## BRIEF
Go through the entries below and pick out every line with "Transaksi".

## DATA FOR THIS EXERCISE

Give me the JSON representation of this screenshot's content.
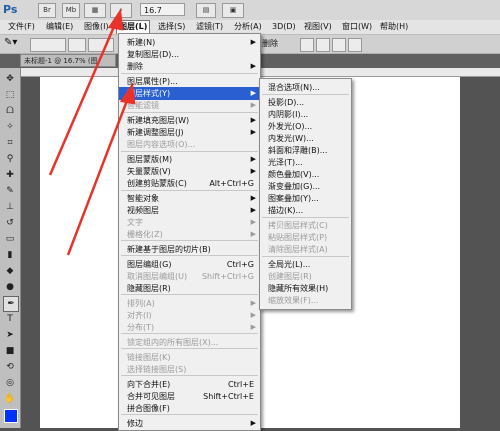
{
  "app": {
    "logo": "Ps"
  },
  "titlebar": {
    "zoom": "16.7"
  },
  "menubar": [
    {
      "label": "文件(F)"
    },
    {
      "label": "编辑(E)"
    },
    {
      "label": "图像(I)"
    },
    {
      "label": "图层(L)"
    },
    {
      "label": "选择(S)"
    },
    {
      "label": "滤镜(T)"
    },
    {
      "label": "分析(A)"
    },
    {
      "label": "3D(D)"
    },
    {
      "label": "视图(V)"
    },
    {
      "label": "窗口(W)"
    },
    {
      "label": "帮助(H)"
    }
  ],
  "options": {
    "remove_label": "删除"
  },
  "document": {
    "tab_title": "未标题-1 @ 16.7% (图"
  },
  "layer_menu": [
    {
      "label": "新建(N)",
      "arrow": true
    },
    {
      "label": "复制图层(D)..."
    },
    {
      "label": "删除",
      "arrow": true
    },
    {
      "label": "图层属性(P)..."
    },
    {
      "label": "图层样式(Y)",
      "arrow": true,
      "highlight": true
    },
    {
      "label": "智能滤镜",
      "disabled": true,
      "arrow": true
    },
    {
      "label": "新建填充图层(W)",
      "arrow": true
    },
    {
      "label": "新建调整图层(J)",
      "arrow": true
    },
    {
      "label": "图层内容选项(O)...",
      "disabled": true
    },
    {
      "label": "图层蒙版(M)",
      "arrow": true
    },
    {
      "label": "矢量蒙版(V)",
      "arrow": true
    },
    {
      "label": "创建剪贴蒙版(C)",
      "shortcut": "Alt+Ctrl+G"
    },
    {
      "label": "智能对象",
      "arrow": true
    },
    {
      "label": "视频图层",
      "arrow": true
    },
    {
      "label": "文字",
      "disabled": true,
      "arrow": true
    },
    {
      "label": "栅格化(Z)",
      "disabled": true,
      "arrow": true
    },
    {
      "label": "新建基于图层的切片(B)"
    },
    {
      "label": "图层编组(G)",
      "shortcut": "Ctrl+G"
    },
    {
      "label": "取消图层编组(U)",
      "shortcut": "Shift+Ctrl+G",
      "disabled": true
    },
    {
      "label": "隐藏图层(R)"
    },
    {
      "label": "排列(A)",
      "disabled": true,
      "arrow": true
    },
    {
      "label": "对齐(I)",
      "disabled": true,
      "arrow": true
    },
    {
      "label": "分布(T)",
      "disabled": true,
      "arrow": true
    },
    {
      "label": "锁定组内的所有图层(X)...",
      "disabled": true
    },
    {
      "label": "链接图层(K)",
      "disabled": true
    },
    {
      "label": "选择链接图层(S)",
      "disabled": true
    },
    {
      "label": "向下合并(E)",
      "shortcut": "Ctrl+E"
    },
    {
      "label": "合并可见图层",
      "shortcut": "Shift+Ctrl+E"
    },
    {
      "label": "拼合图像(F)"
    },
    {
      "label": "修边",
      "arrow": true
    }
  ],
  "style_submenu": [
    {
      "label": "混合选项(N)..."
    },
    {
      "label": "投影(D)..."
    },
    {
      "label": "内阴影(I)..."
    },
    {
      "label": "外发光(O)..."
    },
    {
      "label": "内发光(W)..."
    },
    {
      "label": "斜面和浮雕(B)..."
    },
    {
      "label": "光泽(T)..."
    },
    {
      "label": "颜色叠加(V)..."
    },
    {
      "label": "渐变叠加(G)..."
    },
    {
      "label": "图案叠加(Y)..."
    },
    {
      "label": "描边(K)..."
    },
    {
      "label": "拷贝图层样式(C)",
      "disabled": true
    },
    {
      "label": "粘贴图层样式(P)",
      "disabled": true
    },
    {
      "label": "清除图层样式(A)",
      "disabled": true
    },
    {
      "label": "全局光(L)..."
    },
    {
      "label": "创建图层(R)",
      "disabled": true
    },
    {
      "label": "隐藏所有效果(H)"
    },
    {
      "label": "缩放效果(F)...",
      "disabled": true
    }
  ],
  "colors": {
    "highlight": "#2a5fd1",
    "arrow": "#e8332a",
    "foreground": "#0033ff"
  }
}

---

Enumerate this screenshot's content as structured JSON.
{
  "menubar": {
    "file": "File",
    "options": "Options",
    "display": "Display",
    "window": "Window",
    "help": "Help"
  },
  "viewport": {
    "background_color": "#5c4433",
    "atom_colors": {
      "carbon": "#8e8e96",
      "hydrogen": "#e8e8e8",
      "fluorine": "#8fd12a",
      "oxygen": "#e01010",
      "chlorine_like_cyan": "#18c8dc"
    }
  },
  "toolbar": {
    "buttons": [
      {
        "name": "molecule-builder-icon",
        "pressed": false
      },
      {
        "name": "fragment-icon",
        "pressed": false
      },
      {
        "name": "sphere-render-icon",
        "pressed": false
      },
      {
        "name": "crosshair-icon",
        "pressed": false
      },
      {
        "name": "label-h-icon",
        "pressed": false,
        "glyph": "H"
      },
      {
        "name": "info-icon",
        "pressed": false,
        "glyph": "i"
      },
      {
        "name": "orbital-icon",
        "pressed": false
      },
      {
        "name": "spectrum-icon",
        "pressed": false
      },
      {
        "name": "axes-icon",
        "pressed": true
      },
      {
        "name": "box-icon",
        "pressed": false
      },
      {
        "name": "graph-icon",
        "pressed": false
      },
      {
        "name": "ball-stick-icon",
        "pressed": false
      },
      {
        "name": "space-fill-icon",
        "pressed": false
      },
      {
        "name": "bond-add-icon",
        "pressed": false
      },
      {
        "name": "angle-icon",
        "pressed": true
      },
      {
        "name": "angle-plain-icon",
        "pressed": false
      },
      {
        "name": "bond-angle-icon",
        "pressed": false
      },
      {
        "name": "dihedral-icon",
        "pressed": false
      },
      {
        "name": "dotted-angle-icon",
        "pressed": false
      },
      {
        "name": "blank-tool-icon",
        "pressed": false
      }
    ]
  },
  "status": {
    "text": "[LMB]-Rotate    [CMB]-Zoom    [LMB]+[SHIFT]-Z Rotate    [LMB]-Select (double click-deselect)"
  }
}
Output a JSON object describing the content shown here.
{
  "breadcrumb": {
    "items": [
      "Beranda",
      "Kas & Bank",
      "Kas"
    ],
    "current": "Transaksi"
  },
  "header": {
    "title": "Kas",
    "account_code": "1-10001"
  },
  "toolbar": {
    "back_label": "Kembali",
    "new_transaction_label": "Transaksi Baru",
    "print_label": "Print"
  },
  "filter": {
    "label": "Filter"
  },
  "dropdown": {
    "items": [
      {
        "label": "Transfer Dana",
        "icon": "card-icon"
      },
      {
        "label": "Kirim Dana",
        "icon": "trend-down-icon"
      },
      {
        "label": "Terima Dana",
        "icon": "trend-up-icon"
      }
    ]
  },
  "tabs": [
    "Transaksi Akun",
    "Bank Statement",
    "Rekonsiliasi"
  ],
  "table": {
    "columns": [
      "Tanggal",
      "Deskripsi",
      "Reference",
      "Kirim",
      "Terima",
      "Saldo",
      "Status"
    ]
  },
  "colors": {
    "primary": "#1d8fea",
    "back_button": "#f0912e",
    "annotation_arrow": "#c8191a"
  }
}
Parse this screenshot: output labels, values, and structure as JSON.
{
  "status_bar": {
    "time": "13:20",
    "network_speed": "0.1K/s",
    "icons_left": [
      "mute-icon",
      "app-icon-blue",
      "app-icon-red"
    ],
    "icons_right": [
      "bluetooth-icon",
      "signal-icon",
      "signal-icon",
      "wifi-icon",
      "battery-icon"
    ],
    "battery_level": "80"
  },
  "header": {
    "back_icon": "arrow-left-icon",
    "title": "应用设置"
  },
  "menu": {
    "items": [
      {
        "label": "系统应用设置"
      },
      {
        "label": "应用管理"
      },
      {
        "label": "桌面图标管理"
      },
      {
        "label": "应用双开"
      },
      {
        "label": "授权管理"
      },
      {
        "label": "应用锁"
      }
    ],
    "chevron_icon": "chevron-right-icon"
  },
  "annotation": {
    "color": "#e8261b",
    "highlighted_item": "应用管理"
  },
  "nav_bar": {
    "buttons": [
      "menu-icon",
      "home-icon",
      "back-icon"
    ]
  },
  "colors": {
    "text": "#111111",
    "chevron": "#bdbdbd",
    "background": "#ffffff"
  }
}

## FINISHED EXERCISE
    "current": "Transaksi"
    "new_transaction_label": "Transaksi Baru",
    "Transaksi Akun",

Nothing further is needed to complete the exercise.